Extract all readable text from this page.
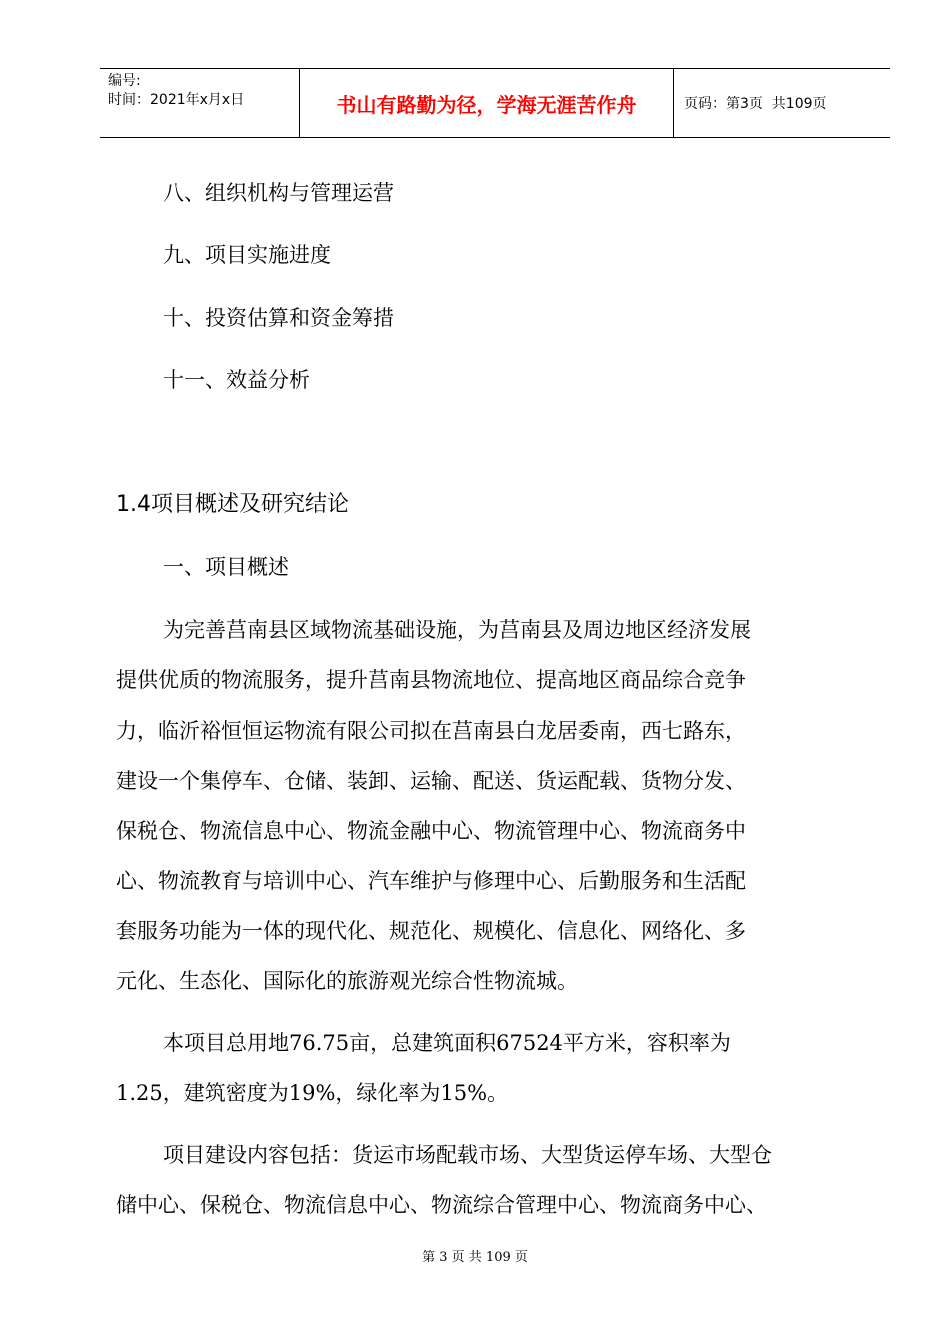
编号:
时间：2021年x月x日	书山有路勤为径，学海无涯苦作舟	页码：第3页  共109页
八、组织机构与管理运营
九、项目实施进度
十、投资估算和资金筹措
十一、效益分析
1.4项目概述及研究结论
一、项目概述
为完善莒南县区域物流基础设施，为莒南县及周边地区经济发展
提供优质的物流服务，提升莒南县物流地位、提高地区商品综合竞争
力，临沂裕恒恒运物流有限公司拟在莒南县白龙居委南，西七路东，
建设一个集停车、仓储、装卸、运输、配送、货运配载、货物分发、
保税仓、物流信息中心、物流金融中心、物流管理中心、物流商务中
心、物流教育与培训中心、汽车维护与修理中心、后勤服务和生活配
套服务功能为一体的现代化、规范化、规模化、信息化、网络化、多
元化、生态化、国际化的旅游观光综合性物流城。
本项目总用地76.75亩，总建筑面积67524平方米，容积率为
1.25，建筑密度为19%，绿化率为15%。
项目建设内容包括：货运市场配载市场、大型货运停车场、大型仓
储中心、保税仓、物流信息中心、物流综合管理中心、物流商务中心、
第 3 页 共 109 页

■ ■ ■ ■ ■ ■ ■

Written instruction:
Keep the pictures out of the copy and return the rest of the data above exactly.

Result of this task:
Extract all readable text from this page.
编号:
时间：2021年x月x日	书山有路勤为径，学海无涯苦作舟	页码：第3页  共109页
八、组织机构与管理运营
九、项目实施进度
十、投资估算和资金筹措
十一、效益分析
1.4项目概述及研究结论
一、项目概述
为完善莒南县区域物流基础设施，为莒南县及周边地区经济发展
提供优质的物流服务，提升莒南县物流地位、提高地区商品综合竞争
力，临沂裕恒恒运物流有限公司拟在莒南县白龙居委南，西七路东，
建设一个集停车、仓储、装卸、运输、配送、货运配载、货物分发、
保税仓、物流信息中心、物流金融中心、物流管理中心、物流商务中
心、物流教育与培训中心、汽车维护与修理中心、后勤服务和生活配
套服务功能为一体的现代化、规范化、规模化、信息化、网络化、多
元化、生态化、国际化的旅游观光综合性物流城。
本项目总用地76.75亩，总建筑面积67524平方米，容积率为
1.25，建筑密度为19%，绿化率为15%。
项目建设内容包括：货运市场配载市场、大型货运停车场、大型仓
储中心、保税仓、物流信息中心、物流综合管理中心、物流商务中心、
第 3 页 共 109 页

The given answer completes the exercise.